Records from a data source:
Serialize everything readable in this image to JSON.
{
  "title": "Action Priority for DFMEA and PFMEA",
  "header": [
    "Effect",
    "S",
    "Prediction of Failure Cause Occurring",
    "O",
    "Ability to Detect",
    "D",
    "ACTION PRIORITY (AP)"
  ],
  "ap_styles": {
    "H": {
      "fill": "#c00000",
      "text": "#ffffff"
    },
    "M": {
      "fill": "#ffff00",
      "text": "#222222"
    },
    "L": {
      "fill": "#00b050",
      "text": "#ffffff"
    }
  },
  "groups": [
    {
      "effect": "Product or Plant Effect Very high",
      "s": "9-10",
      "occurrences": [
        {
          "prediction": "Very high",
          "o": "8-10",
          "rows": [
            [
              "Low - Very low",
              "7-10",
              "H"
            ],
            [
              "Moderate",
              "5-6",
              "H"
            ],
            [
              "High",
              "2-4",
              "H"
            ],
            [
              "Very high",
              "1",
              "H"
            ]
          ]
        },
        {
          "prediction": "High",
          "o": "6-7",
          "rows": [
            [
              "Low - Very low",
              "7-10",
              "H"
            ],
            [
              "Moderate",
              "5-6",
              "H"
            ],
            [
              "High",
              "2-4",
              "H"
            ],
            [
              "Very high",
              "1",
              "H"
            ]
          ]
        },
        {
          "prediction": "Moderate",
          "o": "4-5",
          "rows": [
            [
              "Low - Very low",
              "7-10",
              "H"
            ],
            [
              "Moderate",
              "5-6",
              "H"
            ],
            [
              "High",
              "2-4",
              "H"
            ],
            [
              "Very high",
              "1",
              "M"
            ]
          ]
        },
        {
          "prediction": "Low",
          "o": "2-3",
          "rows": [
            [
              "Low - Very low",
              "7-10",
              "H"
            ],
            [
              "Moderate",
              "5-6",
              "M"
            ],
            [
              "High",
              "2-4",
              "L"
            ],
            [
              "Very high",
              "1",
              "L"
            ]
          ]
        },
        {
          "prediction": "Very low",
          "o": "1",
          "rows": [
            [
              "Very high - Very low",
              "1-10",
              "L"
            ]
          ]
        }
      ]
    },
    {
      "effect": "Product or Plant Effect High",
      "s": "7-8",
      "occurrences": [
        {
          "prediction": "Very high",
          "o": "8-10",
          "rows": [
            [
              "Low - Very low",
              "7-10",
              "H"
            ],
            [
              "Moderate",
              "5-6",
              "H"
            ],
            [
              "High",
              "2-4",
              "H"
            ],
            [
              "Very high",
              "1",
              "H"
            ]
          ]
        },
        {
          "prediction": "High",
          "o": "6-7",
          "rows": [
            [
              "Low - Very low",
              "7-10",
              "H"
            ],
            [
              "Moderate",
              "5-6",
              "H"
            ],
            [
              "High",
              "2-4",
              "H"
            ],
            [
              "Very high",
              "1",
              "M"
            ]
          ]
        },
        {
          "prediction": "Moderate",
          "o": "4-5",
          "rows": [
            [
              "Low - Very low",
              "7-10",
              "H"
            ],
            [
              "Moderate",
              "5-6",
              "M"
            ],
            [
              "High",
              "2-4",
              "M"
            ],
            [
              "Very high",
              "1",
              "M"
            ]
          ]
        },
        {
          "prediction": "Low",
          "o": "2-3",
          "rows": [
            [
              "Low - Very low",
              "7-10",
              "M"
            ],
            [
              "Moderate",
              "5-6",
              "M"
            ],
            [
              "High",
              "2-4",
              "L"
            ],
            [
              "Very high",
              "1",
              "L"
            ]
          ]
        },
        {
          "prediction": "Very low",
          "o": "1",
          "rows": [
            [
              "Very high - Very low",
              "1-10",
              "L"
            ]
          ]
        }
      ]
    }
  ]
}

- Problem to work on
Print every line of the records exactly. Omit nothing.

- Task response
Serialize everything readable in this image to JSON.
{
  "title": "Action Priority for DFMEA and PFMEA",
  "header": [
    "Effect",
    "S",
    "Prediction of Failure Cause Occurring",
    "O",
    "Ability to Detect",
    "D",
    "ACTION PRIORITY (AP)"
  ],
  "ap_styles": {
    "H": {
      "fill": "#c00000",
      "text": "#ffffff"
    },
    "M": {
      "fill": "#ffff00",
      "text": "#222222"
    },
    "L": {
      "fill": "#00b050",
      "text": "#ffffff"
    }
  },
  "groups": [
    {
      "effect": "Product or Plant Effect Very high",
      "s": "9-10",
      "occurrences": [
        {
          "prediction": "Very high",
          "o": "8-10",
          "rows": [
            [
              "Low - Very low",
              "7-10",
              "H"
            ],
            [
              "Moderate",
              "5-6",
              "H"
            ],
            [
              "High",
              "2-4",
              "H"
            ],
            [
              "Very high",
              "1",
              "H"
            ]
          ]
        },
        {
          "prediction": "High",
          "o": "6-7",
          "rows": [
            [
              "Low - Very low",
              "7-10",
              "H"
            ],
            [
              "Moderate",
              "5-6",
              "H"
            ],
            [
              "High",
              "2-4",
              "H"
            ],
            [
              "Very high",
              "1",
              "H"
            ]
          ]
        },
        {
          "prediction": "Moderate",
          "o": "4-5",
          "rows": [
            [
              "Low - Very low",
              "7-10",
              "H"
            ],
            [
              "Moderate",
              "5-6",
              "H"
            ],
            [
              "High",
              "2-4",
              "H"
            ],
            [
              "Very high",
              "1",
              "M"
            ]
          ]
        },
        {
          "prediction": "Low",
          "o": "2-3",
          "rows": [
            [
              "Low - Very low",
              "7-10",
              "H"
            ],
            [
              "Moderate",
              "5-6",
              "M"
            ],
            [
              "High",
              "2-4",
              "L"
            ],
            [
              "Very high",
              "1",
              "L"
            ]
          ]
        },
        {
          "prediction": "Very low",
          "o": "1",
          "rows": [
            [
              "Very high - Very low",
              "1-10",
              "L"
            ]
          ]
        }
      ]
    },
    {
      "effect": "Product or Plant Effect High",
      "s": "7-8",
      "occurrences": [
        {
          "prediction": "Very high",
          "o": "8-10",
          "rows": [
            [
              "Low - Very low",
              "7-10",
              "H"
            ],
            [
              "Moderate",
              "5-6",
              "H"
            ],
            [
              "High",
              "2-4",
              "H"
            ],
            [
              "Very high",
              "1",
              "H"
            ]
          ]
        },
        {
          "prediction": "High",
          "o": "6-7",
          "rows": [
            [
              "Low - Very low",
              "7-10",
              "H"
            ],
            [
              "Moderate",
              "5-6",
              "H"
            ],
            [
              "High",
              "2-4",
              "H"
            ],
            [
              "Very high",
              "1",
              "M"
            ]
          ]
        },
        {
          "prediction": "Moderate",
          "o": "4-5",
          "rows": [
            [
              "Low - Very low",
              "7-10",
              "H"
            ],
            [
              "Moderate",
              "5-6",
              "M"
            ],
            [
              "High",
              "2-4",
              "M"
            ],
            [
              "Very high",
              "1",
              "M"
            ]
          ]
        },
        {
          "prediction": "Low",
          "o": "2-3",
          "rows": [
            [
              "Low - Very low",
              "7-10",
              "M"
            ],
            [
              "Moderate",
              "5-6",
              "M"
            ],
            [
              "High",
              "2-4",
              "L"
            ],
            [
              "Very high",
              "1",
              "L"
            ]
          ]
        },
        {
          "prediction": "Very low",
          "o": "1",
          "rows": [
            [
              "Very high - Very low",
              "1-10",
              "L"
            ]
          ]
        }
      ]
    }
  ]
}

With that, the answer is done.